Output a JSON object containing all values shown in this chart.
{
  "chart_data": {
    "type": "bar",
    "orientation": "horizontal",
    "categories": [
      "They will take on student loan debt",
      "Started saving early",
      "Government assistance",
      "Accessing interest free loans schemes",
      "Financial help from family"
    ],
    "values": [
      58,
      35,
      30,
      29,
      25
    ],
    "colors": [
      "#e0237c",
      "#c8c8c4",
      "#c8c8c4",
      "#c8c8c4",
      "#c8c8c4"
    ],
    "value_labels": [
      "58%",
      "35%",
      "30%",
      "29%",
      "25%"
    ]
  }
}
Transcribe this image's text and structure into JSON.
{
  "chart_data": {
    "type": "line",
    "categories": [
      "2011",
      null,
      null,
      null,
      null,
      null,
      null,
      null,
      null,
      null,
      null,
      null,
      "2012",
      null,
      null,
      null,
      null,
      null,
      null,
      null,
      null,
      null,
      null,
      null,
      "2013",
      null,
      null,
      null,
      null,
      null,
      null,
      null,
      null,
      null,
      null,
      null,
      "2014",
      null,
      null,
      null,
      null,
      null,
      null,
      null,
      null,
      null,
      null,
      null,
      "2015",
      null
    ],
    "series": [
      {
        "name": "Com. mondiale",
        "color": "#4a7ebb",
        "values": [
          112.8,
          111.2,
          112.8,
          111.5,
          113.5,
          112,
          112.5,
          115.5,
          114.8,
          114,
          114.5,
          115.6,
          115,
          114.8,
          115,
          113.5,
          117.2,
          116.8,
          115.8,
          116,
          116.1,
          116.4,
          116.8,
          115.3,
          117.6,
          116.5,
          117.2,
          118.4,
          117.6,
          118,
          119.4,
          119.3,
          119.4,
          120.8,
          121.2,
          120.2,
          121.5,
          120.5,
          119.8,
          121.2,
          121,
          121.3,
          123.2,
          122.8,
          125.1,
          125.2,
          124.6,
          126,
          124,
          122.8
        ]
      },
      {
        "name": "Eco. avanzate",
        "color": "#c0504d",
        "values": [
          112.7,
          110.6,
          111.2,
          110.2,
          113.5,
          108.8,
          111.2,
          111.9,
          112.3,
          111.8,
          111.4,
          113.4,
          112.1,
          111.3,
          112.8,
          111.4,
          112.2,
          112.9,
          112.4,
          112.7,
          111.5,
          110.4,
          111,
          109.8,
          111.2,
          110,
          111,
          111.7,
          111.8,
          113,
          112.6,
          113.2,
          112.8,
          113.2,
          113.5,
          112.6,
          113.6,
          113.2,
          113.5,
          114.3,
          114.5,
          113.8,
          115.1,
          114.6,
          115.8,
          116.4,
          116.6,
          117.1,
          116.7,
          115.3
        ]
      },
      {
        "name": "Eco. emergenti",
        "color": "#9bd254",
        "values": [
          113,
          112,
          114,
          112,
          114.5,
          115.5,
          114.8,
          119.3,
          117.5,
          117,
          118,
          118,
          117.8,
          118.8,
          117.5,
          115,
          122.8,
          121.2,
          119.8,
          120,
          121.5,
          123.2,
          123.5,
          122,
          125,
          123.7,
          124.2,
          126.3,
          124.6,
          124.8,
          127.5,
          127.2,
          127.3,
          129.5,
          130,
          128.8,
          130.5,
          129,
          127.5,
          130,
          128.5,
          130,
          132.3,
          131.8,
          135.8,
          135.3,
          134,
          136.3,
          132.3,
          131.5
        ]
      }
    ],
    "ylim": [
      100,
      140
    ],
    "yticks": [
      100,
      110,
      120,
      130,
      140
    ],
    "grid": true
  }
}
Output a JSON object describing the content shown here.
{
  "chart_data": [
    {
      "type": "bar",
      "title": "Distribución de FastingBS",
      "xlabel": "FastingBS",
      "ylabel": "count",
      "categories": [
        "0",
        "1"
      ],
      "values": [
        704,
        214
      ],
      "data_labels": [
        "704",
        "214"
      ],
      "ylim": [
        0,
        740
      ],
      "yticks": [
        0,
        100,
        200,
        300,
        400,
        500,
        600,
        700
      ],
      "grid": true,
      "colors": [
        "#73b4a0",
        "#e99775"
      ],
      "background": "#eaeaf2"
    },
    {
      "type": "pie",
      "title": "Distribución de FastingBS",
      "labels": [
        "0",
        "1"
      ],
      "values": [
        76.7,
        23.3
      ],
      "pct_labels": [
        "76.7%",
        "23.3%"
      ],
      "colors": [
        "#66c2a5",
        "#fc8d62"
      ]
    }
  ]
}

::::::::::

▸ Required task: Go through the records and gather the lines that hold "shown".

▸ Solution for this task:
Output a JSON object containing all values shown in this chart.
Output a JSON object describing the content shown here.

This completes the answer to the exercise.